▶ [Short exercise]
Check each line of the material. Copy those containing "Rationalization".

▶ [Material provided]
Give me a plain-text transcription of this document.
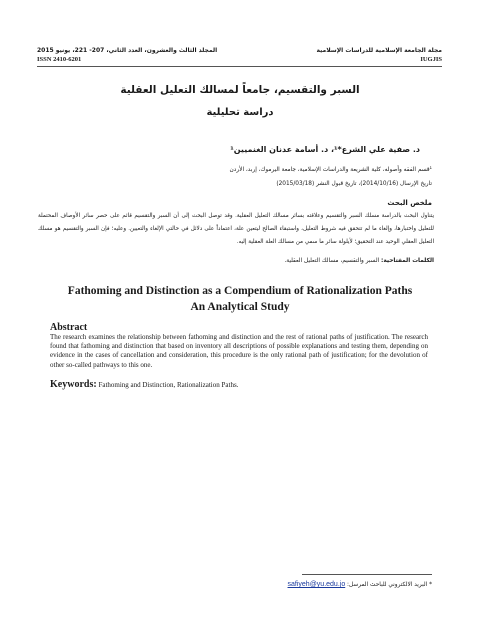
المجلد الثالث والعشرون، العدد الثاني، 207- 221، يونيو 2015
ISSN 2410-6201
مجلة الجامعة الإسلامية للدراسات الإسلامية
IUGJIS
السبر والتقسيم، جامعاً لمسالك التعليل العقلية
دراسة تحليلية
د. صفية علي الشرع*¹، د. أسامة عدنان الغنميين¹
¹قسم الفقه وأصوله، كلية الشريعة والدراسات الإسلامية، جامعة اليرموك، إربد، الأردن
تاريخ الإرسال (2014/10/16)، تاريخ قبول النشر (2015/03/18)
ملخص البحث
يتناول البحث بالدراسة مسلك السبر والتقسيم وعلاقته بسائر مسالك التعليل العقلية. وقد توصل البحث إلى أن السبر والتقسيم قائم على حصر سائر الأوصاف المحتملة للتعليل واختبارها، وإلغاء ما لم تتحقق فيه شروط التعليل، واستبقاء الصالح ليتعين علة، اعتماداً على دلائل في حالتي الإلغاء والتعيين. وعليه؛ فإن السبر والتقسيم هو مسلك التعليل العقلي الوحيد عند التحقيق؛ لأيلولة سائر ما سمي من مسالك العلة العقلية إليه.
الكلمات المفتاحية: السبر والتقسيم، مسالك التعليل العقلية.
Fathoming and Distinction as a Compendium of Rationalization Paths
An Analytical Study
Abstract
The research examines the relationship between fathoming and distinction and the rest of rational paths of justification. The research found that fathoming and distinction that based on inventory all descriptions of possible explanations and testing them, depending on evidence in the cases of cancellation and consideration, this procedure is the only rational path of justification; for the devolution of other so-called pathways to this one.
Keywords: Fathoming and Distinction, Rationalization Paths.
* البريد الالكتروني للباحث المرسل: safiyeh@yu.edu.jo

▶ [Reply]
Fathoming and Distinction as a Compendium of Rationalization Paths
Keywords: Fathoming and Distinction, Rationalization Paths.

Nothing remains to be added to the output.